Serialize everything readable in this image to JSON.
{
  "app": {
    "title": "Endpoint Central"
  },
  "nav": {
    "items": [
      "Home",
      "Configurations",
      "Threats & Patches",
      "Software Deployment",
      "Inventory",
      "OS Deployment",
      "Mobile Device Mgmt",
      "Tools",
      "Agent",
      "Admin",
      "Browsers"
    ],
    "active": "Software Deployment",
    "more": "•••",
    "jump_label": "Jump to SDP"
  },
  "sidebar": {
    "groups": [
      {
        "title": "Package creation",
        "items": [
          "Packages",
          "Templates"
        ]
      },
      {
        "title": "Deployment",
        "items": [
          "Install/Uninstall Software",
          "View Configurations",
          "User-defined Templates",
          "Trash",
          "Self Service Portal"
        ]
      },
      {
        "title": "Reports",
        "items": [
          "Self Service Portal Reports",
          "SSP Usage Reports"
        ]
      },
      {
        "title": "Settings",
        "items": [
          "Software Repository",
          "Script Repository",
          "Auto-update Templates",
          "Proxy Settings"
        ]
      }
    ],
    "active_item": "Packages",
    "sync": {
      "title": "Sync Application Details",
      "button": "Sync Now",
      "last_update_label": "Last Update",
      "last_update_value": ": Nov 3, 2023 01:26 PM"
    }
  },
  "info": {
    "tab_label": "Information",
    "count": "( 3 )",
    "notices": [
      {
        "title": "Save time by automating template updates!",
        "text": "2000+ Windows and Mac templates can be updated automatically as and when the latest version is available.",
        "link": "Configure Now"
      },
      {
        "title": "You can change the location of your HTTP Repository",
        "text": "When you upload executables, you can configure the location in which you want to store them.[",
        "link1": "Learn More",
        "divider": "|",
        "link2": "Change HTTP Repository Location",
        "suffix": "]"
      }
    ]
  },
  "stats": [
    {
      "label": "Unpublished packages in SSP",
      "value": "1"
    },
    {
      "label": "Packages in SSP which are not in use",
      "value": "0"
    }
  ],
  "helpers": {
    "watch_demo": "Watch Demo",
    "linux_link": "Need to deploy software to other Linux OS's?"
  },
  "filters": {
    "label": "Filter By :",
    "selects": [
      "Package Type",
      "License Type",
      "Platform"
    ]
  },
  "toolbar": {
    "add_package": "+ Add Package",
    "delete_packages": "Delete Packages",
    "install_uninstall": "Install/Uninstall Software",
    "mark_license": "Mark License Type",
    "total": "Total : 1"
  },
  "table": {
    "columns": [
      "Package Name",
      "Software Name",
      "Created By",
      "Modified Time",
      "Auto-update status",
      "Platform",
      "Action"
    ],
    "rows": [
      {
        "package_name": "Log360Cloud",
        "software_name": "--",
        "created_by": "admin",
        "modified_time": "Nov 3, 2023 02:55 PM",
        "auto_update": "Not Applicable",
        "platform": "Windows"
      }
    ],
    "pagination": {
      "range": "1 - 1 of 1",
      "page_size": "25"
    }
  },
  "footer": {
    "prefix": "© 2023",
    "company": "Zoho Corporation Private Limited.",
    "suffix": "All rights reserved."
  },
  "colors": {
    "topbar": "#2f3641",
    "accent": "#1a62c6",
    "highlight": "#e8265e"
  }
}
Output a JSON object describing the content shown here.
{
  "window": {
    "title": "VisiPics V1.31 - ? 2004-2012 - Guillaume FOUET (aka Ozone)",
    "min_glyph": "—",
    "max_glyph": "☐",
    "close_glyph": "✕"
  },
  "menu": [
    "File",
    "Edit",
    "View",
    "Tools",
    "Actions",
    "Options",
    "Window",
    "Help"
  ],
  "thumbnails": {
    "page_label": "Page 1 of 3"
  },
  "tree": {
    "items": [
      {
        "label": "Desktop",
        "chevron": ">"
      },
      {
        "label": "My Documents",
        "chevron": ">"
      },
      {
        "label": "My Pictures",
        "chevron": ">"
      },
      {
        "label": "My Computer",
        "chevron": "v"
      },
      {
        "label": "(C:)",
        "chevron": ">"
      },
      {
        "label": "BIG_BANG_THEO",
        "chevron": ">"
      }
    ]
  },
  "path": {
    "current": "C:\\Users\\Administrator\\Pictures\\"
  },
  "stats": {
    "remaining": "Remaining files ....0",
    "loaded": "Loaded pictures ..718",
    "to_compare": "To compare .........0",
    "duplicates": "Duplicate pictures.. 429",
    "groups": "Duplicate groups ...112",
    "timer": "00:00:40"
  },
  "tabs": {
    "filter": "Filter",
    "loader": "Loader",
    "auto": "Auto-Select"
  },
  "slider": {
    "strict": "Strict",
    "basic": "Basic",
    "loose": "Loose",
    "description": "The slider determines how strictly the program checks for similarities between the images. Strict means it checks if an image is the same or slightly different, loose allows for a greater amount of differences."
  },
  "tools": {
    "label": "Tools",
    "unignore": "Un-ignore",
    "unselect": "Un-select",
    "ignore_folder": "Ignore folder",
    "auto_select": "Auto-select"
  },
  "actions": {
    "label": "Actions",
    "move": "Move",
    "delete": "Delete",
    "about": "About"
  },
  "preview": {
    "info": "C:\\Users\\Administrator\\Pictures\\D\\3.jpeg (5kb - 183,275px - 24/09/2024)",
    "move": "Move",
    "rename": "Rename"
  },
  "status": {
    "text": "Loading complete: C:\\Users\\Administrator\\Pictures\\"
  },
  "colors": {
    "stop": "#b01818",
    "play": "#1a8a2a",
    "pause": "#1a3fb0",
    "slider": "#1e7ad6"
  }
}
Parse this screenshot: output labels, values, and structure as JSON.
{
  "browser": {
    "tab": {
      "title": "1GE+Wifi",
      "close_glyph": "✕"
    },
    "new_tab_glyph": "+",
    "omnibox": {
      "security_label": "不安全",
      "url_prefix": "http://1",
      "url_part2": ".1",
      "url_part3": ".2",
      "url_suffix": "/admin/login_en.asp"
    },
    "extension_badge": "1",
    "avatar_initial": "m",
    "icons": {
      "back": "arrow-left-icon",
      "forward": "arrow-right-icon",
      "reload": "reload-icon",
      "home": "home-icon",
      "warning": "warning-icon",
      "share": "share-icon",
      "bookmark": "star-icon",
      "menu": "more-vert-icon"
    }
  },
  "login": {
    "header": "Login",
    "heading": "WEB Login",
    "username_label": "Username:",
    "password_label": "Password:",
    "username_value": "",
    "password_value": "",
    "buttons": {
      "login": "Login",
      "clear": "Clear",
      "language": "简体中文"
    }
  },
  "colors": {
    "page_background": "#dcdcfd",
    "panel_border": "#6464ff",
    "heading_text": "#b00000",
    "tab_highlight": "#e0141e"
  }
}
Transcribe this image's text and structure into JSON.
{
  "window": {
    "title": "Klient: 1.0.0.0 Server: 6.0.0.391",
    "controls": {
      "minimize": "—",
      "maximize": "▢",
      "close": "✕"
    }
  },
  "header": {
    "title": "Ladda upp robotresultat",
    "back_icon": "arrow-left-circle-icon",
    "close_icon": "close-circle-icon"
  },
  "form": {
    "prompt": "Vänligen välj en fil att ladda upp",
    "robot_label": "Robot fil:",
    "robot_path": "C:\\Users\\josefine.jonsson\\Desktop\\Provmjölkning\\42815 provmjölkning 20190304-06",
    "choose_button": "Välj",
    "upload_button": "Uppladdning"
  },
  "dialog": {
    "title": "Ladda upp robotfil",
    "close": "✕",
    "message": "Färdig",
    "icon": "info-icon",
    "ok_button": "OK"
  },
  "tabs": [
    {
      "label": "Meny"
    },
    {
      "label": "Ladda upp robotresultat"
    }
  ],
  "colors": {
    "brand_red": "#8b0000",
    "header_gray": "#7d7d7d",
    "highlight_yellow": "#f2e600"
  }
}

——————

## Problem to solve
Exact copies of all the records are required.

## Solution for this exercise
Serialize everything readable in this image to JSON.
{
  "app": {
    "title": "Endpoint Central"
  },
  "nav": {
    "items": [
      "Home",
      "Configurations",
      "Threats & Patches",
      "Software Deployment",
      "Inventory",
      "OS Deployment",
      "Mobile Device Mgmt",
      "Tools",
      "Agent",
      "Admin",
      "Browsers"
    ],
    "active": "Software Deployment",
    "more": "•••",
    "jump_label": "Jump to SDP"
  },
  "sidebar": {
    "groups": [
      {
        "title": "Package creation",
        "items": [
          "Packages",
          "Templates"
        ]
      },
      {
        "title": "Deployment",
        "items": [
          "Install/Uninstall Software",
          "View Configurations",
          "User-defined Templates",
          "Trash",
          "Self Service Portal"
        ]
      },
      {
        "title": "Reports",
        "items": [
          "Self Service Portal Reports",
          "SSP Usage Reports"
        ]
      },
      {
        "title": "Settings",
        "items": [
          "Software Repository",
          "Script Repository",
          "Auto-update Templates",
          "Proxy Settings"
        ]
      }
    ],
    "active_item": "Packages",
    "sync": {
      "title": "Sync Application Details",
      "button": "Sync Now",
      "last_update_label": "Last Update",
      "last_update_value": ": Nov 3, 2023 01:26 PM"
    }
  },
  "info": {
    "tab_label": "Information",
    "count": "( 3 )",
    "notices": [
      {
        "title": "Save time by automating template updates!",
        "text": "2000+ Windows and Mac templates can be updated automatically as and when the latest version is available.",
        "link": "Configure Now"
      },
      {
        "title": "You can change the location of your HTTP Repository",
        "text": "When you upload executables, you can configure the location in which you want to store them.[",
        "link1": "Learn More",
        "divider": "|",
        "link2": "Change HTTP Repository Location",
        "suffix": "]"
      }
    ]
  },
  "stats": [
    {
      "label": "Unpublished packages in SSP",
      "value": "1"
    },
    {
      "label": "Packages in SSP which are not in use",
      "value": "0"
    }
  ],
  "helpers": {
    "watch_demo": "Watch Demo",
    "linux_link": "Need to deploy software to other Linux OS's?"
  },
  "filters": {
    "label": "Filter By :",
    "selects": [
      "Package Type",
      "License Type",
      "Platform"
    ]
  },
  "toolbar": {
    "add_package": "+ Add Package",
    "delete_packages": "Delete Packages",
    "install_uninstall": "Install/Uninstall Software",
    "mark_license": "Mark License Type",
    "total": "Total : 1"
  },
  "table": {
    "columns": [
      "Package Name",
      "Software Name",
      "Created By",
      "Modified Time",
      "Auto-update status",
      "Platform",
      "Action"
    ],
    "rows": [
      {
        "package_name": "Log360Cloud",
        "software_name": "--",
        "created_by": "admin",
        "modified_time": "Nov 3, 2023 02:55 PM",
        "auto_update": "Not Applicable",
        "platform": "Windows"
      }
    ],
    "pagination": {
      "range": "1 - 1 of 1",
      "page_size": "25"
    }
  },
  "footer": {
    "prefix": "© 2023",
    "company": "Zoho Corporation Private Limited.",
    "suffix": "All rights reserved."
  },
  "colors": {
    "topbar": "#2f3641",
    "accent": "#1a62c6",
    "highlight": "#e8265e"
  }
}
Output a JSON object describing the content shown here.
{
  "window": {
    "title": "VisiPics V1.31 - ? 2004-2012 - Guillaume FOUET (aka Ozone)",
    "min_glyph": "—",
    "max_glyph": "☐",
    "close_glyph": "✕"
  },
  "menu": [
    "File",
    "Edit",
    "View",
    "Tools",
    "Actions",
    "Options",
    "Window",
    "Help"
  ],
  "thumbnails": {
    "page_label": "Page 1 of 3"
  },
  "tree": {
    "items": [
      {
        "label": "Desktop",
        "chevron": ">"
      },
      {
        "label": "My Documents",
        "chevron": ">"
      },
      {
        "label": "My Pictures",
        "chevron": ">"
      },
      {
        "label": "My Computer",
        "chevron": "v"
      },
      {
        "label": "(C:)",
        "chevron": ">"
      },
      {
        "label": "BIG_BANG_THEO",
        "chevron": ">"
      }
    ]
  },
  "path": {
    "current": "C:\\Users\\Administrator\\Pictures\\"
  },
  "stats": {
    "remaining": "Remaining files ....0",
    "loaded": "Loaded pictures ..718",
    "to_compare": "To compare .........0",
    "duplicates": "Duplicate pictures.. 429",
    "groups": "Duplicate groups ...112",
    "timer": "00:00:40"
  },
  "tabs": {
    "filter": "Filter",
    "loader": "Loader",
    "auto": "Auto-Select"
  },
  "slider": {
    "strict": "Strict",
    "basic": "Basic",
    "loose": "Loose",
    "description": "The slider determines how strictly the program checks for similarities between the images. Strict means it checks if an image is the same or slightly different, loose allows for a greater amount of differences."
  },
  "tools": {
    "label": "Tools",
    "unignore": "Un-ignore",
    "unselect": "Un-select",
    "ignore_folder": "Ignore folder",
    "auto_select": "Auto-select"
  },
  "actions": {
    "label": "Actions",
    "move": "Move",
    "delete": "Delete",
    "about": "About"
  },
  "preview": {
    "info": "C:\\Users\\Administrator\\Pictures\\D\\3.jpeg (5kb - 183,275px - 24/09/2024)",
    "move": "Move",
    "rename": "Rename"
  },
  "status": {
    "text": "Loading complete: C:\\Users\\Administrator\\Pictures\\"
  },
  "colors": {
    "stop": "#b01818",
    "play": "#1a8a2a",
    "pause": "#1a3fb0",
    "slider": "#1e7ad6"
  }
}
Parse this screenshot: output labels, values, and structure as JSON.
{
  "browser": {
    "tab": {
      "title": "1GE+Wifi",
      "close_glyph": "✕"
    },
    "new_tab_glyph": "+",
    "omnibox": {
      "security_label": "不安全",
      "url_prefix": "http://1",
      "url_part2": ".1",
      "url_part3": ".2",
      "url_suffix": "/admin/login_en.asp"
    },
    "extension_badge": "1",
    "avatar_initial": "m",
    "icons": {
      "back": "arrow-left-icon",
      "forward": "arrow-right-icon",
      "reload": "reload-icon",
      "home": "home-icon",
      "warning": "warning-icon",
      "share": "share-icon",
      "bookmark": "star-icon",
      "menu": "more-vert-icon"
    }
  },
  "login": {
    "header": "Login",
    "heading": "WEB Login",
    "username_label": "Username:",
    "password_label": "Password:",
    "username_value": "",
    "password_value": "",
    "buttons": {
      "login": "Login",
      "clear": "Clear",
      "language": "简体中文"
    }
  },
  "colors": {
    "page_background": "#dcdcfd",
    "panel_border": "#6464ff",
    "heading_text": "#b00000",
    "tab_highlight": "#e0141e"
  }
}
Transcribe this image's text and structure into JSON.
{
  "window": {
    "title": "Klient: 1.0.0.0 Server: 6.0.0.391",
    "controls": {
      "minimize": "—",
      "maximize": "▢",
      "close": "✕"
    }
  },
  "header": {
    "title": "Ladda upp robotresultat",
    "back_icon": "arrow-left-circle-icon",
    "close_icon": "close-circle-icon"
  },
  "form": {
    "prompt": "Vänligen välj en fil att ladda upp",
    "robot_label": "Robot fil:",
    "robot_path": "C:\\Users\\josefine.jonsson\\Desktop\\Provmjölkning\\42815 provmjölkning 20190304-06",
    "choose_button": "Välj",
    "upload_button": "Uppladdning"
  },
  "dialog": {
    "title": "Ladda upp robotfil",
    "close": "✕",
    "message": "Färdig",
    "icon": "info-icon",
    "ok_button": "OK"
  },
  "tabs": [
    {
      "label": "Meny"
    },
    {
      "label": "Ladda upp robotresultat"
    }
  ],
  "colors": {
    "brand_red": "#8b0000",
    "header_gray": "#7d7d7d",
    "highlight_yellow": "#f2e600"
  }
}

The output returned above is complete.